[Collected data]
########

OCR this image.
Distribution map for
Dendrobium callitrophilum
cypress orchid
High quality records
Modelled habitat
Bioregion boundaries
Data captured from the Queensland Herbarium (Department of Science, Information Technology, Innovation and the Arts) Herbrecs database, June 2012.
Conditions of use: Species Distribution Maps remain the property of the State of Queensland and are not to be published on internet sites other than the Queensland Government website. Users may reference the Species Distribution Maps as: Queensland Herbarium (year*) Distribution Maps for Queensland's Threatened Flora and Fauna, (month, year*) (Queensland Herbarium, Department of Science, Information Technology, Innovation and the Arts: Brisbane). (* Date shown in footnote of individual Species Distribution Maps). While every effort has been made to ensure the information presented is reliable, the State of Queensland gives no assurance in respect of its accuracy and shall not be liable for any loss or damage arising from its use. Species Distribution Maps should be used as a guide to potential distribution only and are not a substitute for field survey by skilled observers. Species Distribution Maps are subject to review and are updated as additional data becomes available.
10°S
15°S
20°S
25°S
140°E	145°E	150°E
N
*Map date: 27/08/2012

########

▸ **Goal**: Quote each line of the listing above exactly.

▸ **Result**:
OCR this image.
Distribution map for
Dendrobium callitrophilum
cypress orchid
High quality records
Modelled habitat
Bioregion boundaries
Data captured from the Queensland Herbarium (Department of Science, Information Technology, Innovation and the Arts) Herbrecs database, June 2012.
Conditions of use: Species Distribution Maps remain the property of the State of Queensland and are not to be published on internet sites other than the Queensland Government website. Users may reference the Species Distribution Maps as: Queensland Herbarium (year*) Distribution Maps for Queensland's Threatened Flora and Fauna, (month, year*) (Queensland Herbarium, Department of Science, Information Technology, Innovation and the Arts: Brisbane). (* Date shown in footnote of individual Species Distribution Maps). While every effort has been made to ensure the information presented is reliable, the State of Queensland gives no assurance in respect of its accuracy and shall not be liable for any loss or damage arising from its use. Species Distribution Maps should be used as a guide to potential distribution only and are not a substitute for field survey by skilled observers. Species Distribution Maps are subject to review and are updated as additional data becomes available.
10°S
15°S
20°S
25°S
140°E	145°E	150°E
N
*Map date: 27/08/2012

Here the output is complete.